:: Work instructions ::
Search the data for the word "that". Reproduce every line where it is found.

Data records
###

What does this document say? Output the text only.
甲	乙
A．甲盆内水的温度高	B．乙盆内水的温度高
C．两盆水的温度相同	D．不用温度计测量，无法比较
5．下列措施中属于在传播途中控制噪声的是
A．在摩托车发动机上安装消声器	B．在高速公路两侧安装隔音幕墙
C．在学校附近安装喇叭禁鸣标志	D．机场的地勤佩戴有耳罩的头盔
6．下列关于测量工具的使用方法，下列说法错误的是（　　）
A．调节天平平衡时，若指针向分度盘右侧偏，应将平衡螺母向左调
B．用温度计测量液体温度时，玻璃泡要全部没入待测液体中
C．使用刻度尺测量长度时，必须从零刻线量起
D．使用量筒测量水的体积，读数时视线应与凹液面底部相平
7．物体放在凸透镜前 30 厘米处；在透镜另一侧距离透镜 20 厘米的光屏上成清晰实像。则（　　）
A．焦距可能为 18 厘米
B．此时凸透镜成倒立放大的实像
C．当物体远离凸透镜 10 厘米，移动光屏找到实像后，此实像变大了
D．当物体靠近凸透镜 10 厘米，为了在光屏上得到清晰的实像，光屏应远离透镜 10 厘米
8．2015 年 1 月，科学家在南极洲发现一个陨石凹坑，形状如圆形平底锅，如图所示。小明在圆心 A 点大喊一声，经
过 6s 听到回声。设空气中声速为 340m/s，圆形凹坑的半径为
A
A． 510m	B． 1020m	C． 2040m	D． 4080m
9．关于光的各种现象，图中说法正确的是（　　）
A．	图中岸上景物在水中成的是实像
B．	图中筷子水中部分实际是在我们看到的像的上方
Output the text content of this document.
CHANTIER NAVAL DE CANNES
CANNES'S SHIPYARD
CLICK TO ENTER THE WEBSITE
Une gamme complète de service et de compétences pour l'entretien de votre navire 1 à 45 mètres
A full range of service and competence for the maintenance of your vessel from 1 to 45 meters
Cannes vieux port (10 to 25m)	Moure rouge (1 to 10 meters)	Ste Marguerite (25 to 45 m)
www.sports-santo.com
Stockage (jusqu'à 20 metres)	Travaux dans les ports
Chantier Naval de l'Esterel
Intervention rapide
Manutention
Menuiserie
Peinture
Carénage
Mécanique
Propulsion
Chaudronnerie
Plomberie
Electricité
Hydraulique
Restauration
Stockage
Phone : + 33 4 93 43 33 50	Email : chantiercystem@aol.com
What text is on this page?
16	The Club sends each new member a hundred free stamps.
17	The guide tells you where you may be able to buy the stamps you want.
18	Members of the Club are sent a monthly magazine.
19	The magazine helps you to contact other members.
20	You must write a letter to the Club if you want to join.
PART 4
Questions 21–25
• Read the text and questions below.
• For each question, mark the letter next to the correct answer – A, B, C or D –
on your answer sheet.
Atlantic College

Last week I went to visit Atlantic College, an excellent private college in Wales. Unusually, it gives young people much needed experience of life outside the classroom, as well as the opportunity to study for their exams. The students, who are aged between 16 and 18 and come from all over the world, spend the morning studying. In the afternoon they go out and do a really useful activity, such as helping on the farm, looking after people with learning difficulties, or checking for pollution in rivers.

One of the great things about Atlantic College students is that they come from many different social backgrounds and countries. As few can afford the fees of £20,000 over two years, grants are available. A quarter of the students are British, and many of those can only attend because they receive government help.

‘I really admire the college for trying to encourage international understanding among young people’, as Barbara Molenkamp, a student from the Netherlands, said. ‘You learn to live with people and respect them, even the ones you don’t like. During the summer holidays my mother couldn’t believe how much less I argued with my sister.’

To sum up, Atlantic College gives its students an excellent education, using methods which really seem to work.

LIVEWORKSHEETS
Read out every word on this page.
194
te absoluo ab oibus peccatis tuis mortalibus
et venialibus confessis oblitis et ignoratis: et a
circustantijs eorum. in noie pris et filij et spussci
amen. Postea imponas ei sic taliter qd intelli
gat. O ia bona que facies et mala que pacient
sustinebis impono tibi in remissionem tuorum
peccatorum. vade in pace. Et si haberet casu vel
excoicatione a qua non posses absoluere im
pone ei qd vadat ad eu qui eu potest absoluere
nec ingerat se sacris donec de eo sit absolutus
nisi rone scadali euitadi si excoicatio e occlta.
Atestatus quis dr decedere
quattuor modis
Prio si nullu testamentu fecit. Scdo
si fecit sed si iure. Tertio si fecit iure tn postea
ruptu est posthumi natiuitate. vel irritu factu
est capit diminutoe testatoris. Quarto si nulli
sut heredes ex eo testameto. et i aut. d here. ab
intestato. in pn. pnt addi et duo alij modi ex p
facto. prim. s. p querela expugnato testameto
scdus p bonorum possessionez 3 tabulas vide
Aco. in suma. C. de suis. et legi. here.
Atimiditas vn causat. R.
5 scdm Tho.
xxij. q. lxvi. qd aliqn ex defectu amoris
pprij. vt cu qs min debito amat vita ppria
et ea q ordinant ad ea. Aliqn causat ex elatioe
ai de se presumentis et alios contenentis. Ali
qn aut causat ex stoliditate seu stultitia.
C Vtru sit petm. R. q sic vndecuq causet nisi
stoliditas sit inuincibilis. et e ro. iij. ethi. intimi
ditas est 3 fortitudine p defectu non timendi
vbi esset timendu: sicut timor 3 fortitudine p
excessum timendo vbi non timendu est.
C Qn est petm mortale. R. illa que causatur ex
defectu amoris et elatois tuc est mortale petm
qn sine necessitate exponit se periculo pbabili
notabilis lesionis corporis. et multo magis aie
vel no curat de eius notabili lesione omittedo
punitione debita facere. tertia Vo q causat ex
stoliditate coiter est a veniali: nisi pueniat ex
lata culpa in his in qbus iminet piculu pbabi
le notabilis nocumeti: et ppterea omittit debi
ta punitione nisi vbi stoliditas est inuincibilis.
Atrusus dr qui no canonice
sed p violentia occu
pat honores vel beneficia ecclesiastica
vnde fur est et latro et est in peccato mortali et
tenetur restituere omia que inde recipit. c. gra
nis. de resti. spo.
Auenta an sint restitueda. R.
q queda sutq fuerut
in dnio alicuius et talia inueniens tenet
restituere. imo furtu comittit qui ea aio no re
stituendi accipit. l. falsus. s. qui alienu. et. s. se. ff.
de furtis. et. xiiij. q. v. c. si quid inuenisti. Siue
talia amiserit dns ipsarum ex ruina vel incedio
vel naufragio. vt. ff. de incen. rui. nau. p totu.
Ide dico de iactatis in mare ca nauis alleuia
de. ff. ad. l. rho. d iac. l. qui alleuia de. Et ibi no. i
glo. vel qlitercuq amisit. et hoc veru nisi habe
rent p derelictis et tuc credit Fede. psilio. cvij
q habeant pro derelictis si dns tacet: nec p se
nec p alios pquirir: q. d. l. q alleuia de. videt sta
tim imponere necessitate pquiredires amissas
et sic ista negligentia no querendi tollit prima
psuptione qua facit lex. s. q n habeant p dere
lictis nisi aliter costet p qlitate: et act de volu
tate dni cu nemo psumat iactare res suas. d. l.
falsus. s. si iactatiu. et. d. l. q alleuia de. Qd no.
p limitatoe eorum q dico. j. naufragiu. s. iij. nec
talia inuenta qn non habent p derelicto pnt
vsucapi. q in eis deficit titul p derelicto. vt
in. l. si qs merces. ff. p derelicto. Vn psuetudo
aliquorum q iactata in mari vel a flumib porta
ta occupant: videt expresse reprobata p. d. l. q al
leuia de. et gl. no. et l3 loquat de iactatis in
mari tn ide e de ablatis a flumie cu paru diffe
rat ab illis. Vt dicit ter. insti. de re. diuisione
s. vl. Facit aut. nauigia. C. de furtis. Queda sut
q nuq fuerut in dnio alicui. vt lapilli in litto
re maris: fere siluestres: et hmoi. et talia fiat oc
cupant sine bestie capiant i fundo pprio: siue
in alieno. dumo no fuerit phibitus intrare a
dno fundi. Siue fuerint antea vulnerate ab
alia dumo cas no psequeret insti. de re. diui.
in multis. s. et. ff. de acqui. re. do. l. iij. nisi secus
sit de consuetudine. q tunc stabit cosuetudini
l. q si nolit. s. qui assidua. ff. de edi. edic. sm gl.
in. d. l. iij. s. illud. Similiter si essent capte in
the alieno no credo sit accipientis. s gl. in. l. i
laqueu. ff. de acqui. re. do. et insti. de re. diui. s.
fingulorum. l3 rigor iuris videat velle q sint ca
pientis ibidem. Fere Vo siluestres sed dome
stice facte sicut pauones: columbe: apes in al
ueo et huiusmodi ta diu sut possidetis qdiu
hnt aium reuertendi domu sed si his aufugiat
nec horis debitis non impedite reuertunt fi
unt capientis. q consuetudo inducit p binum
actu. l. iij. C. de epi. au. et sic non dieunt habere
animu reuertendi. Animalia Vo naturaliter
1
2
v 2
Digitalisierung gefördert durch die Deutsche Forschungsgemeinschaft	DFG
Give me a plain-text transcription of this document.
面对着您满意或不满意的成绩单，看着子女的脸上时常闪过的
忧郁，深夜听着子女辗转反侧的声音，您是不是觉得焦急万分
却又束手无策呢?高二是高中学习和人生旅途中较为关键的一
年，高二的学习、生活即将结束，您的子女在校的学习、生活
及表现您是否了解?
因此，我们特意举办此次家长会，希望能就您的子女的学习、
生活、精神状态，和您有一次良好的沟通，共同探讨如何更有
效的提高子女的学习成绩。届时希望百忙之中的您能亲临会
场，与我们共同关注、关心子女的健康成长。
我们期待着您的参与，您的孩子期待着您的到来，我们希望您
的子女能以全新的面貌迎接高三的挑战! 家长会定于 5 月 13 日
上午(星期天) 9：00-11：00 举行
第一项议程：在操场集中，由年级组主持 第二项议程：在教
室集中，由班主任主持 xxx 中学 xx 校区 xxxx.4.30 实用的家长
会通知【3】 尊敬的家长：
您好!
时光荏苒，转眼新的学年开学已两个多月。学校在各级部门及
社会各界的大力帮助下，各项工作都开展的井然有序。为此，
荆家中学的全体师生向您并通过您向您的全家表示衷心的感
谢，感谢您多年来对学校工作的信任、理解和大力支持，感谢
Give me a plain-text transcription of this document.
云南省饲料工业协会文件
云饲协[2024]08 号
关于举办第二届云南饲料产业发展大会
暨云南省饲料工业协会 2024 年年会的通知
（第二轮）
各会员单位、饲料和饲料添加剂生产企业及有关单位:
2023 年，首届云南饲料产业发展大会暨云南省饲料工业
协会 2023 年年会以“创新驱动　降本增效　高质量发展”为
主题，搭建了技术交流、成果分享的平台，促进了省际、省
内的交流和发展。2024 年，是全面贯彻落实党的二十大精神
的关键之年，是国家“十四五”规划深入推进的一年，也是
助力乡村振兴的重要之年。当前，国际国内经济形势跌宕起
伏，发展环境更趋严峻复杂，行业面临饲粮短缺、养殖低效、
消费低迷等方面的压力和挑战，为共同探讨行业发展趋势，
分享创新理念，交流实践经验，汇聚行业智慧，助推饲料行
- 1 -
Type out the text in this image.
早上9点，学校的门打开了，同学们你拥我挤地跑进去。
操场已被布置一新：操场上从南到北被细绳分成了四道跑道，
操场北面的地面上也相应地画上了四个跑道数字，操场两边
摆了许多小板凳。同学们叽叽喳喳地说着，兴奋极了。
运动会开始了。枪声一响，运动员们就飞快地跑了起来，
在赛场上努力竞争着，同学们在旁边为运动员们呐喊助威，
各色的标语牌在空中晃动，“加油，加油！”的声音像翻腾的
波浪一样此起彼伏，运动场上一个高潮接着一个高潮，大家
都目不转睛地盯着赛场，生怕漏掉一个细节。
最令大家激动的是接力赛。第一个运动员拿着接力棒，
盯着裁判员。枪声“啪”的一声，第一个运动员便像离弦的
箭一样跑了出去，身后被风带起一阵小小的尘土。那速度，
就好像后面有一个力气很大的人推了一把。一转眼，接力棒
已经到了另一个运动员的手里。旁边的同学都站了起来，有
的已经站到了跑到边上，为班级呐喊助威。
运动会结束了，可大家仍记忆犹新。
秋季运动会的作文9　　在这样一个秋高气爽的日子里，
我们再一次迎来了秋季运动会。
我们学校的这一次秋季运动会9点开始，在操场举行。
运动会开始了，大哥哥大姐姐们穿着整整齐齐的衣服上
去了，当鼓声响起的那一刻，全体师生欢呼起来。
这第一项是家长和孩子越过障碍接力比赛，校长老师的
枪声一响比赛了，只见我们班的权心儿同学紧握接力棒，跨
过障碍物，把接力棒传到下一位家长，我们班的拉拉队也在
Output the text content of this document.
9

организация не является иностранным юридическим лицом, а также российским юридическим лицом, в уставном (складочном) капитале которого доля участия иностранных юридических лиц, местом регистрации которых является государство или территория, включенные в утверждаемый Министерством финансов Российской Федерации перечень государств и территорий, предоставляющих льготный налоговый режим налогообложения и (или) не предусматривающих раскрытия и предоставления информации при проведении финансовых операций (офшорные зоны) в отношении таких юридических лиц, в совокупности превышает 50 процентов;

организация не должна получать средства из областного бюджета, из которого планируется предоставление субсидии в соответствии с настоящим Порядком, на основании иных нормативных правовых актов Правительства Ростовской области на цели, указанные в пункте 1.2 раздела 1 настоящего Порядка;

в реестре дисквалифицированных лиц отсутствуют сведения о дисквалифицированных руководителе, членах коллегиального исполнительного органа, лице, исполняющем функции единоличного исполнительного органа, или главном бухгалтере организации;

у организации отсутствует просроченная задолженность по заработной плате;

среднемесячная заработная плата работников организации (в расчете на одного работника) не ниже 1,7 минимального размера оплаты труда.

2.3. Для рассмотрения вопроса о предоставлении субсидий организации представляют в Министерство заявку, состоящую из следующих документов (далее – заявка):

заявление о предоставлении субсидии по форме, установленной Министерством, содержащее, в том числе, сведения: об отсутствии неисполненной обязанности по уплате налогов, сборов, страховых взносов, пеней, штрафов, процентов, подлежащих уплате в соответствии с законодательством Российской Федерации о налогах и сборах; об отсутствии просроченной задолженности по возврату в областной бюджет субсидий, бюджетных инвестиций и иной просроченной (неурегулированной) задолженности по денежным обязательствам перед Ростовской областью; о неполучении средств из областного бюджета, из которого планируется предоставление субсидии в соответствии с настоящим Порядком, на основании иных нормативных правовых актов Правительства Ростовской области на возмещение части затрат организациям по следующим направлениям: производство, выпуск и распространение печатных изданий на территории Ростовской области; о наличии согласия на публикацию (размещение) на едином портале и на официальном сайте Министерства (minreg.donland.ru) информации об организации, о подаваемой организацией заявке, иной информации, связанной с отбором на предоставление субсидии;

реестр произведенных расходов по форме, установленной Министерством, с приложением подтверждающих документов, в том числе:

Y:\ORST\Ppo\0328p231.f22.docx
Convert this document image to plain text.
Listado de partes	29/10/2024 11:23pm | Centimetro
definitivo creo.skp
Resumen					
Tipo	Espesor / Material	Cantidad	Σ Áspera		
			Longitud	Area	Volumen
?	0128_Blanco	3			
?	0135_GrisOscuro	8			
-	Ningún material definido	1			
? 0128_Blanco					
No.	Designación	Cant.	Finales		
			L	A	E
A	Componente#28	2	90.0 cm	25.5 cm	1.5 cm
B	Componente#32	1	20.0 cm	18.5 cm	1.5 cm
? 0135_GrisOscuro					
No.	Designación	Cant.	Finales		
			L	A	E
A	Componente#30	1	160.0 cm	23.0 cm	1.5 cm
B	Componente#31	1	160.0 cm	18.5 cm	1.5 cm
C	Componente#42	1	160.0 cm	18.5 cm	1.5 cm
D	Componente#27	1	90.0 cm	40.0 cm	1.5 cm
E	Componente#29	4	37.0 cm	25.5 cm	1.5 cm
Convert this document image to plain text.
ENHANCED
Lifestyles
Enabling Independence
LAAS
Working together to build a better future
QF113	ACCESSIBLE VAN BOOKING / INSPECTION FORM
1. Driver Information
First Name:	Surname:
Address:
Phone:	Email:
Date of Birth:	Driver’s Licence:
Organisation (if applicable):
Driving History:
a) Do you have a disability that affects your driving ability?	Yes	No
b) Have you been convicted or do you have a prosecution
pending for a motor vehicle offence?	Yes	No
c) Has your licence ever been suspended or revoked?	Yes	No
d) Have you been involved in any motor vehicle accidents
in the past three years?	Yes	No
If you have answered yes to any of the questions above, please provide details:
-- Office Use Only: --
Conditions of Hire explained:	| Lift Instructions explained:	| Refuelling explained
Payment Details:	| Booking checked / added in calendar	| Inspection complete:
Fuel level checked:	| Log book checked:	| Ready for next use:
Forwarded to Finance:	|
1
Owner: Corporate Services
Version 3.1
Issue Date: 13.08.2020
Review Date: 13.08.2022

###

:: Task result ::
One of the great things about Atlantic College students is that they come from many different social backgrounds and countries. As few can afford the fees of £20,000 over two years, grants are available. A quarter of the students are British, and many of those can only attend because they receive government help.
a) Do you have a disability that affects your driving ability?	Yes	No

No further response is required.